→ **Provided text**:
★ ★ ★ ★ ★ ★ ★

I am impressed with the weight of your Jedi. I am stuck at 37lb and I have some lightweight parts on it, I guess the heaviest parts on my bike is the wheels/tyres combo.
No money to spend now, not to mention no time to ride, so for this season the setup stays as it is.

Whenever you find time, PM about the white dt swiss hubs.


----------



## supramk388 (Mar 6, 2007)

tatankainlondon said:


> Elka - what sort of money are they expected to cost? I have heard about the shock but there are not reviews as yet.
> 
> I ordered it with the Jedi it was only an extra 100 bucks over the 09 Fox 5.0 DHX Coil.
> 
> ...


----------



## climbingbubba (Jan 10, 2007)

Very nice man, i am extremely jealous of your extra tire clearance.

My jedi is just getting put back together after 45 days of waiting for my rear shock to go back and forth from marz twice. its all fixed now so its on!!!!!!

enjoy man, 36 pounds is pretty light. mine is 39.5 but its a pure DH build. nothing skimped


----------



## tatankainlondon (Apr 4, 2004)

★ ★ ★ ★ ★ ★ ★

→ **Things to do**:
**a.** In the forum thread about the Jedi bikes, how long did climbingbubba wait for the rear shock to be fixed?
**b.** List every bike weight that the forum thread about the Jedi bikes mentions.
**c.** Continue the forum thread about the Jedi bikes from its last line.
The listing is separate material with no connection to the forum thread about the Jedi bikes.

★ ★ ★ ★ ★ ★ ★

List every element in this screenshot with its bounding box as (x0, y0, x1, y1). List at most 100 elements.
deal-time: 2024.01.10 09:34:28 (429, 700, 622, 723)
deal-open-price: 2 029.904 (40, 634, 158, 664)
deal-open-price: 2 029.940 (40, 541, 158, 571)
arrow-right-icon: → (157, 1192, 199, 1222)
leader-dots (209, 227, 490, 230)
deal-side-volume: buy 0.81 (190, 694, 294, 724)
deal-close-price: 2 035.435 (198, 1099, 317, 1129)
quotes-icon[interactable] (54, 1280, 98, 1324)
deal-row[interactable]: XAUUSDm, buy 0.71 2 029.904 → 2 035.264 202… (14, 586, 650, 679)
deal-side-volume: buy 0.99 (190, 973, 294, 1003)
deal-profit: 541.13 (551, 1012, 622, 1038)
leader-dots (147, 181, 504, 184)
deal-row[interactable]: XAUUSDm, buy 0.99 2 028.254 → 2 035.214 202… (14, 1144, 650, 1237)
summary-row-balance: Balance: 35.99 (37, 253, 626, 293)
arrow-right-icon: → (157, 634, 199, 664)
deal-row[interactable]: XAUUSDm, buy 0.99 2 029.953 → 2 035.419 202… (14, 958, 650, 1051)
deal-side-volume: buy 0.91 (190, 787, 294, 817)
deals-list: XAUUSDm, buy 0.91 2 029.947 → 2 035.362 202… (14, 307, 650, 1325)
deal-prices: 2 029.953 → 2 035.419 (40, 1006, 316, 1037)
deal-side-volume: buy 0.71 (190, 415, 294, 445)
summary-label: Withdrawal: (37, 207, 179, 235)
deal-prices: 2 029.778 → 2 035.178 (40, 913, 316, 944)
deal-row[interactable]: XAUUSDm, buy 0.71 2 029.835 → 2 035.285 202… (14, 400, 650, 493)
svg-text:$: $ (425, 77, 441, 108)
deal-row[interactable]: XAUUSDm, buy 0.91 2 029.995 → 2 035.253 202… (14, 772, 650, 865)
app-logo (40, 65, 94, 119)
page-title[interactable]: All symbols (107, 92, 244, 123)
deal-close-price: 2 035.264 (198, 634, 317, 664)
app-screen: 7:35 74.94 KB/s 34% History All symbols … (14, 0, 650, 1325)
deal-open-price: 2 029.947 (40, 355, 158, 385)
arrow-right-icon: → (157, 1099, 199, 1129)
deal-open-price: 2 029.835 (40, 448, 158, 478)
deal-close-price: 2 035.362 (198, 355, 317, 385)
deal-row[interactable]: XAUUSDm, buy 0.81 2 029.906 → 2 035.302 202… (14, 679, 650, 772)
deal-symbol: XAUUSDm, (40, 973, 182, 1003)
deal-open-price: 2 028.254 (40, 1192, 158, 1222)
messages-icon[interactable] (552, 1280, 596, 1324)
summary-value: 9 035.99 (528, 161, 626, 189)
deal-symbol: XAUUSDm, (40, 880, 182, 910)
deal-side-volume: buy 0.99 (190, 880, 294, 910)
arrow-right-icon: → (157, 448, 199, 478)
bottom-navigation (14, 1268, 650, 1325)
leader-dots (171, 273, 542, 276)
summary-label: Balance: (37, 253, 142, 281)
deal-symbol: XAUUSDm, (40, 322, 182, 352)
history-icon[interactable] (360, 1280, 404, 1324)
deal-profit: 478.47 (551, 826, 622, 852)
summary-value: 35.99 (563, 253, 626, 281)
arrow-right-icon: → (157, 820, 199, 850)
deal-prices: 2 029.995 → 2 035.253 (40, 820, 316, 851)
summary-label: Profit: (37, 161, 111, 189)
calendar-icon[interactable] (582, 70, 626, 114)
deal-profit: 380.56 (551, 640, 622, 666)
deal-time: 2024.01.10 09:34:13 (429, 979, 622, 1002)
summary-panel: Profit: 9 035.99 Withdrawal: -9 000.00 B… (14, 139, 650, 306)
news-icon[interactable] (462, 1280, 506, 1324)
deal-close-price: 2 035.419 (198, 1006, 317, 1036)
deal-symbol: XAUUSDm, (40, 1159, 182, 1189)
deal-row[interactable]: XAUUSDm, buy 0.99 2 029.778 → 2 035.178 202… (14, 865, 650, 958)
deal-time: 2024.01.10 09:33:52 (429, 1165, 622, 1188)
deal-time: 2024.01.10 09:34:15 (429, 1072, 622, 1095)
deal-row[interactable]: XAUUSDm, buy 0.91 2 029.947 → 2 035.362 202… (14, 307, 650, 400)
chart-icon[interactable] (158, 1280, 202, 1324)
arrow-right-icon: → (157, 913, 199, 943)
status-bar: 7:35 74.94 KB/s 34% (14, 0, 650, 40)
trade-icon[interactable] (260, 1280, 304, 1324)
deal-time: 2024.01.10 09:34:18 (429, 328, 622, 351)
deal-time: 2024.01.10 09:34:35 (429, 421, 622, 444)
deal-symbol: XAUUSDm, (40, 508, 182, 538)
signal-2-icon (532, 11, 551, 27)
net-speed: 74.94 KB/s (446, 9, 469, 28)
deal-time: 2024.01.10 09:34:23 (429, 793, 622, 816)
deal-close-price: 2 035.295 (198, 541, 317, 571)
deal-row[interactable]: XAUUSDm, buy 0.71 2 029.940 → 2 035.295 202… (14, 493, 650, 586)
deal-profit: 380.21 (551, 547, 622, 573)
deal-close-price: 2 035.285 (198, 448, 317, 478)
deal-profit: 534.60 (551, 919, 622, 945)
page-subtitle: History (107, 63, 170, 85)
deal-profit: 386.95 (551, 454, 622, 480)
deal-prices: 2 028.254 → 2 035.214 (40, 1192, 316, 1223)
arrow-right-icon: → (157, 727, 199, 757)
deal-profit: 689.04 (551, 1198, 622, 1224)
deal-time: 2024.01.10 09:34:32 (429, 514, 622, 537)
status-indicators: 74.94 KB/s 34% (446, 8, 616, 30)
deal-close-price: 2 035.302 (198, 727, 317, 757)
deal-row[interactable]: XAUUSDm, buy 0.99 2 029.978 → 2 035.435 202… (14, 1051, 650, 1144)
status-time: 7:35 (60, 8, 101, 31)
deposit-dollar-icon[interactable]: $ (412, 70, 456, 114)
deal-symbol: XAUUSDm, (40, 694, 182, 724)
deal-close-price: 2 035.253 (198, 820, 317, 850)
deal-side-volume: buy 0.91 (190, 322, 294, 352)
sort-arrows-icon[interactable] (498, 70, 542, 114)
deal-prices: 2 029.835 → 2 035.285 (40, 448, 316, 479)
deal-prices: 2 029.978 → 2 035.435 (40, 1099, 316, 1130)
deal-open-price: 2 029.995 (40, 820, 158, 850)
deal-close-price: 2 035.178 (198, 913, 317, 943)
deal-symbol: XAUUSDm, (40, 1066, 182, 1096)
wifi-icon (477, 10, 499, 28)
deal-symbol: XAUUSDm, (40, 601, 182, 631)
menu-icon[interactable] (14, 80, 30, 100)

★ ★ ★ ★ ★ ★ ★

→ **Answers by task**:
**a.** 45 days

**b.** 37lb, 36 pounds, 39.5

**c.**
climbingbubba said:


> My jedi is just getting put back together after 45 days of waiting for my rear shock to go back and forth from marz twice. its all fixed now so its on!!!!!!


*
45 DAYS ????????????*


----------



## climbingbubba (Jan 10, 2007)

tatankainlondon said:


> *
> 45 DAYS ????????????*


yep, about that.

the first version large jedi's didn't have as much rear shock clearance and when i was riding in bootleg canyon with my new roco wc air the frame was hitting and slowly chunking away the red part where the shradder valve meets in. eventually it took away enough to leak from there. 
the first time i sent it in they thought it was the o-rings. after 3 weeks i got it back and it still leaked. had to send it back again but this time i had to pay $75 cause frame damage to shocks is not covered by warranty. They had to replace the entire red part of the shock.

so needless to say i spend quite some time with a dremmel and now everything is happy again.


----------



## doodooboi (Dec 29, 2006)

climbingbubba said:


> yep, about that.
> 
> the first version large jedi's didn't have as much rear shock clearance and when i was riding in bootleg canyon with my new roco wc air the frame was hitting and slowly chunking away the red part where the shradder valve meets in. eventually it took away enough to leak from there.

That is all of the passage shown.